■ DIRECTIONS FOR THIS TASK ■
Each entry here needs to be set down again exactly, please; pictures are left out.

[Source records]
□ □ □ □ □
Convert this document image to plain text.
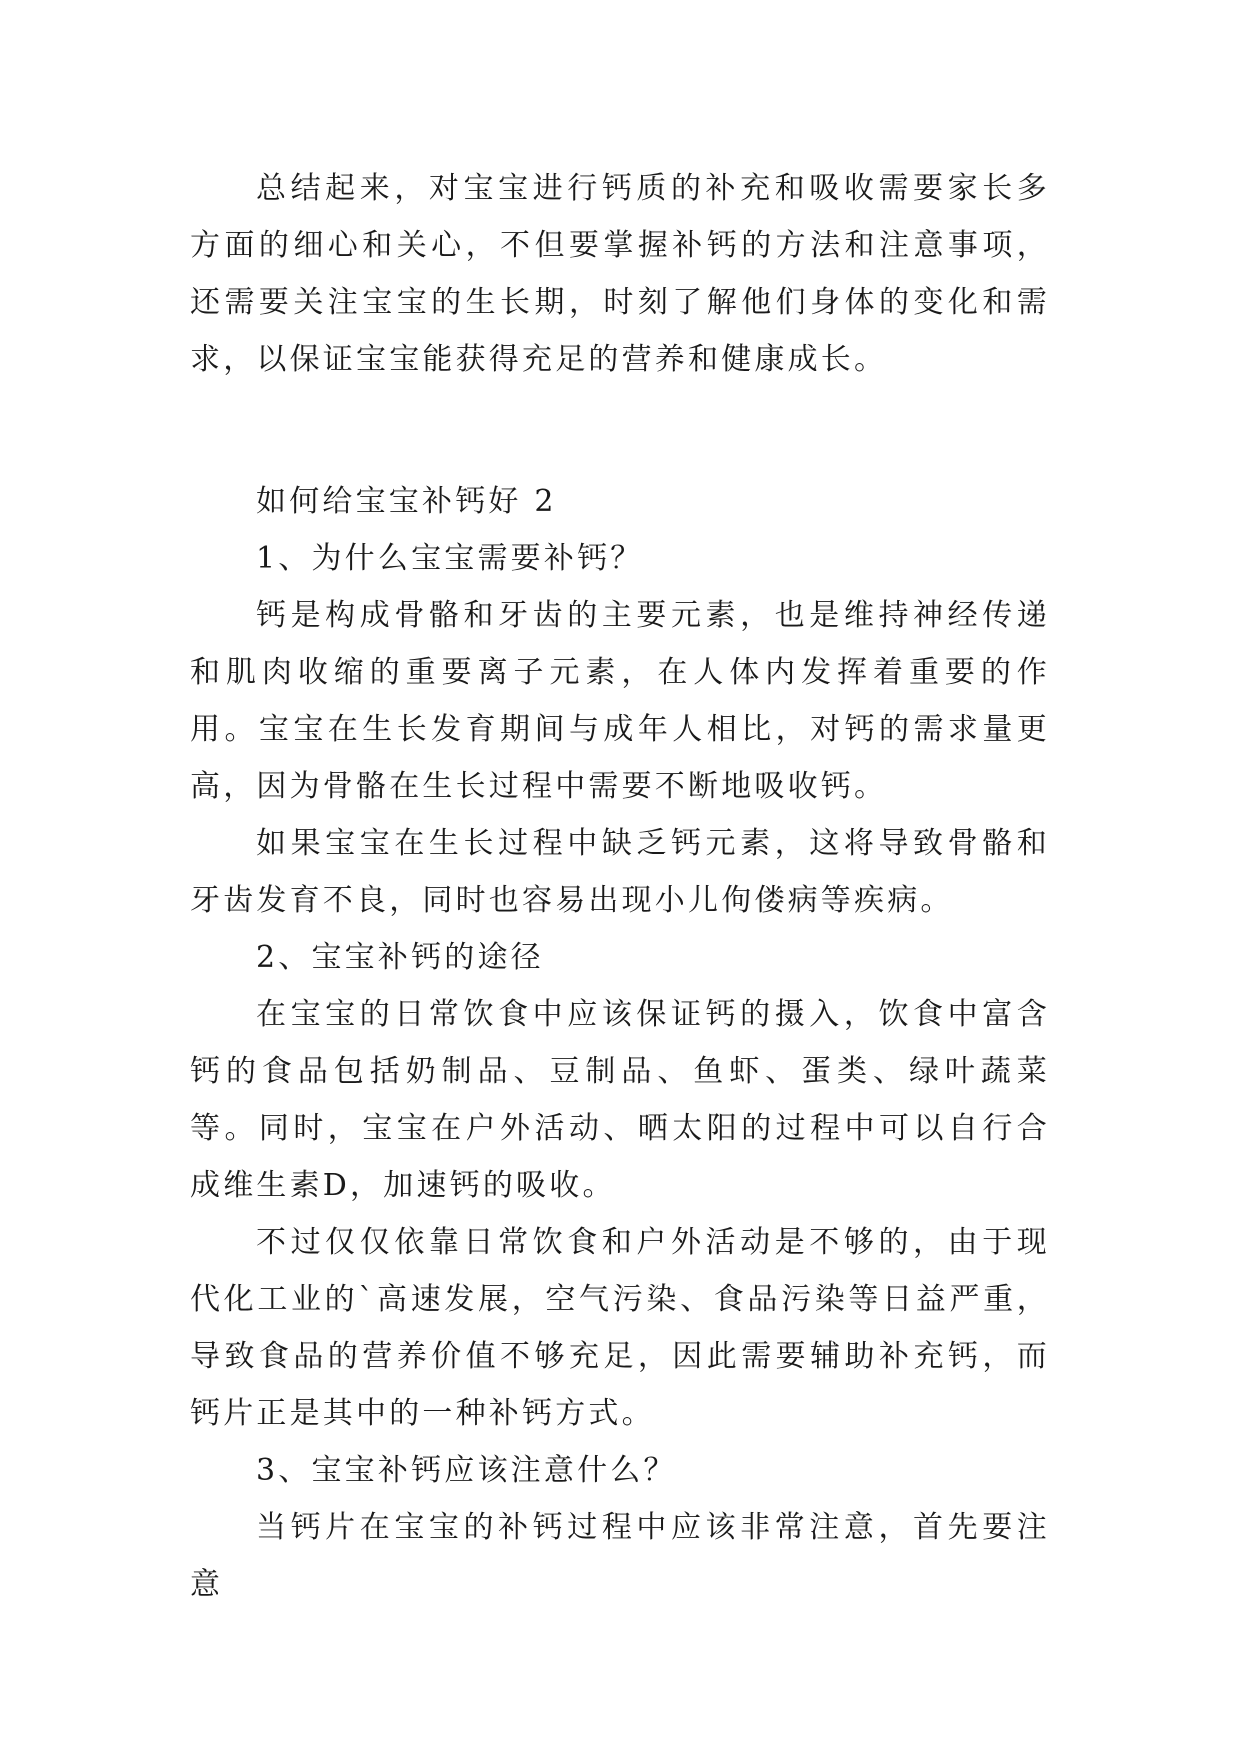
总结起来，对宝宝进行钙质的补充和吸收需要家长多方面的细心和关心，不但要掌握补钙的方法和注意事项，还需要关注宝宝的生长期，时刻了解他们身体的变化和需求，以保证宝宝能获得充足的营养和健康成长。

如何给宝宝补钙好 2

1、为什么宝宝需要补钙？

钙是构成骨骼和牙齿的主要元素，也是维持神经传递和肌肉收缩的重要离子元素，在人体内发挥着重要的作用。宝宝在生长发育期间与成年人相比，对钙的需求量更高，因为骨骼在生长过程中需要不断地吸收钙。

如果宝宝在生长过程中缺乏钙元素，这将导致骨骼和牙齿发育不良，同时也容易出现小儿佝偻病等疾病。

2、宝宝补钙的途径

在宝宝的日常饮食中应该保证钙的摄入，饮食中富含钙的食品包括奶制品、豆制品、鱼虾、蛋类、绿叶蔬菜等。同时，宝宝在户外活动、晒太阳的过程中可以自行合成维生素D，加速钙的吸收。

不过仅仅依靠日常饮食和户外活动是不够的，由于现代化工业的`高速发展，空气污染、食品污染等日益严重，导致食品的营养价值不够充足，因此需要辅助补充钙，而钙片正是其中的一种补钙方式。

3、宝宝补钙应该注意什么？

当钙片在宝宝的补钙过程中应该非常注意，首先要注意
□ □ □ □ □
■ TASK RESULT ■
Convert this document image to plain text.
总结起来，对宝宝进行钙质的补充和吸收需要家长多方面的细心和关心，不但要掌握补钙的方法和注意事项，还需要关注宝宝的生长期，时刻了解他们身体的变化和需求，以保证宝宝能获得充足的营养和健康成长。

如何给宝宝补钙好 2

1、为什么宝宝需要补钙？

钙是构成骨骼和牙齿的主要元素，也是维持神经传递和肌肉收缩的重要离子元素，在人体内发挥着重要的作用。宝宝在生长发育期间与成年人相比，对钙的需求量更高，因为骨骼在生长过程中需要不断地吸收钙。

如果宝宝在生长过程中缺乏钙元素，这将导致骨骼和牙齿发育不良，同时也容易出现小儿佝偻病等疾病。

2、宝宝补钙的途径

在宝宝的日常饮食中应该保证钙的摄入，饮食中富含钙的食品包括奶制品、豆制品、鱼虾、蛋类、绿叶蔬菜等。同时，宝宝在户外活动、晒太阳的过程中可以自行合成维生素D，加速钙的吸收。

不过仅仅依靠日常饮食和户外活动是不够的，由于现代化工业的`高速发展，空气污染、食品污染等日益严重，导致食品的营养价值不够充足，因此需要辅助补充钙，而钙片正是其中的一种补钙方式。

3、宝宝补钙应该注意什么？

当钙片在宝宝的补钙过程中应该非常注意，首先要注意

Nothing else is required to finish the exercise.